_Records contained in a dataset:_

——

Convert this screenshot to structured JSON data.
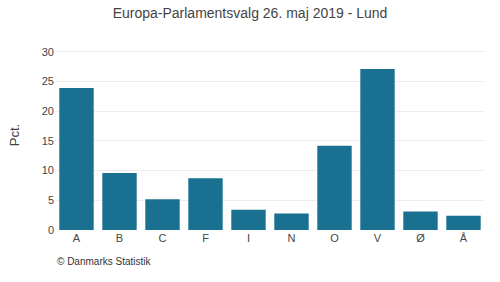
{
  "chart_data": {
    "type": "bar",
    "title": "Europa-Parlamentsvalg 26. maj 2019 - Lund",
    "categories": [
      "A",
      "B",
      "C",
      "F",
      "I",
      "N",
      "O",
      "V",
      "Ø",
      "Å"
    ],
    "values": [
      23.9,
      9.6,
      5.2,
      8.7,
      3.4,
      2.8,
      14.2,
      27.1,
      3.1,
      2.4
    ],
    "color": "#1a7090",
    "ylabel": "Pct.",
    "footer": "© Danmarks Statistik",
    "ylim": [
      0,
      32
    ],
    "yticks": [
      0,
      5,
      10,
      15,
      20,
      25,
      30
    ],
    "grid": true
  }
}
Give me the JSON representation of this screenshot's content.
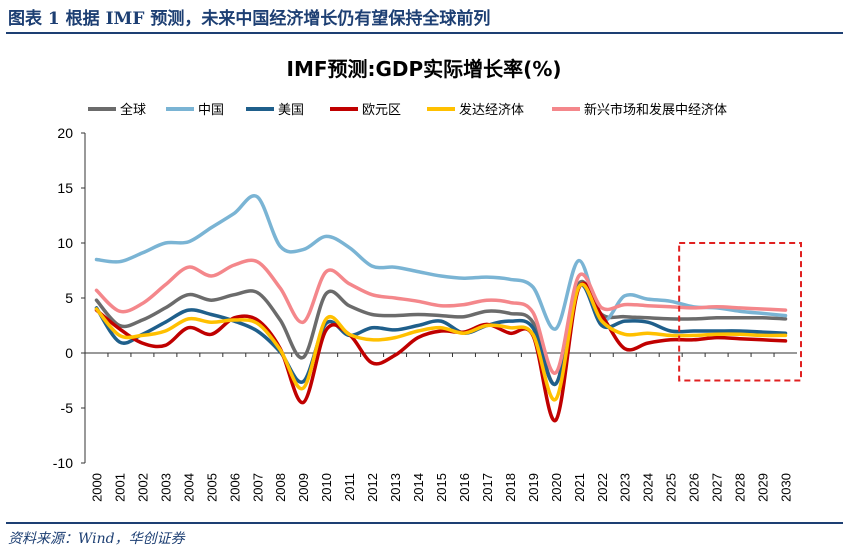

——

_Exercise brief:_ Using the data above, write out every line exactly, leaving the images behind.

_Solution:_
Convert this screenshot to structured JSON data.
{
  "chart_data": {
    "type": "bar",
    "title": "Europa-Parlamentsvalg 26. maj 2019 - Lund",
    "categories": [
      "A",
      "B",
      "C",
      "F",
      "I",
      "N",
      "O",
      "V",
      "Ø",
      "Å"
    ],
    "values": [
      23.9,
      9.6,
      5.2,
      8.7,
      3.4,
      2.8,
      14.2,
      27.1,
      3.1,
      2.4
    ],
    "color": "#1a7090",
    "ylabel": "Pct.",
    "footer": "© Danmarks Statistik",
    "ylim": [
      0,
      32
    ],
    "yticks": [
      0,
      5,
      10,
      15,
      20,
      25,
      30
    ],
    "grid": true
  }
}
Give me the JSON representation of this screenshot's content.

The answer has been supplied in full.